- EXERCISE GOAL -
Take the entries below and reproduce them word for word.

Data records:

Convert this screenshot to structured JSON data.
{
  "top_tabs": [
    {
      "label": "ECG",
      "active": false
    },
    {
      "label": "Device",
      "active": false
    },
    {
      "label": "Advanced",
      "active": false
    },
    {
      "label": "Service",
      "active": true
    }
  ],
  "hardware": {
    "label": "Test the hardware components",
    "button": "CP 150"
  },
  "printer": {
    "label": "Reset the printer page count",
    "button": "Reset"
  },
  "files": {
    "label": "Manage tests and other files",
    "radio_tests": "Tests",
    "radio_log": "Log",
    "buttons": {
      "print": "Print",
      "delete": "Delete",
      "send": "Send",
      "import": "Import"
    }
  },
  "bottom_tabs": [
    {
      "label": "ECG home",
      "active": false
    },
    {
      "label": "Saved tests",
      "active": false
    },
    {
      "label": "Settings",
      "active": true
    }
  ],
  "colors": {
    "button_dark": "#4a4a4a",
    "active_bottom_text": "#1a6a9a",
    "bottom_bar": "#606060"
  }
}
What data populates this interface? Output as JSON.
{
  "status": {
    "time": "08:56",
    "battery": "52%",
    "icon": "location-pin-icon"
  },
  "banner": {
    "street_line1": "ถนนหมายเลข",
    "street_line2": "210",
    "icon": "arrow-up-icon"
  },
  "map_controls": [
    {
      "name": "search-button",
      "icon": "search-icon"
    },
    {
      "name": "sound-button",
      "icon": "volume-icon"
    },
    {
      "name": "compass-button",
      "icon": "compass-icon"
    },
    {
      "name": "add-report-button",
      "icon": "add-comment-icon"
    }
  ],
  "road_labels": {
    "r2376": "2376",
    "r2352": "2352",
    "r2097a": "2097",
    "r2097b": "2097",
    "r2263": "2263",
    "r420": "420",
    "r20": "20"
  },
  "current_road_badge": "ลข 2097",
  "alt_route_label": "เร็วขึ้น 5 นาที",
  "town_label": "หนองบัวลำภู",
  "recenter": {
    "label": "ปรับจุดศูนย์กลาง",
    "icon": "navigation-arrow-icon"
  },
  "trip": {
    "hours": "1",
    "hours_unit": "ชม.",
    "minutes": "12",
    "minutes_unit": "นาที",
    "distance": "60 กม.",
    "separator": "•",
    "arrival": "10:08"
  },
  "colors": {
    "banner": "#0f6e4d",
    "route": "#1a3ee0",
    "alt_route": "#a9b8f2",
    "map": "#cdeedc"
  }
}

- RESULT OF THE EXERCISE -
Convert this screenshot to structured JSON data.
{
  "top_tabs": [
    {
      "label": "ECG",
      "active": false
    },
    {
      "label": "Device",
      "active": false
    },
    {
      "label": "Advanced",
      "active": false
    },
    {
      "label": "Service",
      "active": true
    }
  ],
  "hardware": {
    "label": "Test the hardware components",
    "button": "CP 150"
  },
  "printer": {
    "label": "Reset the printer page count",
    "button": "Reset"
  },
  "files": {
    "label": "Manage tests and other files",
    "radio_tests": "Tests",
    "radio_log": "Log",
    "buttons": {
      "print": "Print",
      "delete": "Delete",
      "send": "Send",
      "import": "Import"
    }
  },
  "bottom_tabs": [
    {
      "label": "ECG home",
      "active": false
    },
    {
      "label": "Saved tests",
      "active": false
    },
    {
      "label": "Settings",
      "active": true
    }
  ],
  "colors": {
    "button_dark": "#4a4a4a",
    "active_bottom_text": "#1a6a9a",
    "bottom_bar": "#606060"
  }
}
What data populates this interface? Output as JSON.
{
  "status": {
    "time": "08:56",
    "battery": "52%",
    "icon": "location-pin-icon"
  },
  "banner": {
    "street_line1": "ถนนหมายเลข",
    "street_line2": "210",
    "icon": "arrow-up-icon"
  },
  "map_controls": [
    {
      "name": "search-button",
      "icon": "search-icon"
    },
    {
      "name": "sound-button",
      "icon": "volume-icon"
    },
    {
      "name": "compass-button",
      "icon": "compass-icon"
    },
    {
      "name": "add-report-button",
      "icon": "add-comment-icon"
    }
  ],
  "road_labels": {
    "r2376": "2376",
    "r2352": "2352",
    "r2097a": "2097",
    "r2097b": "2097",
    "r2263": "2263",
    "r420": "420",
    "r20": "20"
  },
  "current_road_badge": "ลข 2097",
  "alt_route_label": "เร็วขึ้น 5 นาที",
  "town_label": "หนองบัวลำภู",
  "recenter": {
    "label": "ปรับจุดศูนย์กลาง",
    "icon": "navigation-arrow-icon"
  },
  "trip": {
    "hours": "1",
    "hours_unit": "ชม.",
    "minutes": "12",
    "minutes_unit": "นาที",
    "distance": "60 กม.",
    "separator": "•",
    "arrival": "10:08"
  },
  "colors": {
    "banner": "#0f6e4d",
    "route": "#1a3ee0",
    "alt_route": "#a9b8f2",
    "map": "#cdeedc"
  }
}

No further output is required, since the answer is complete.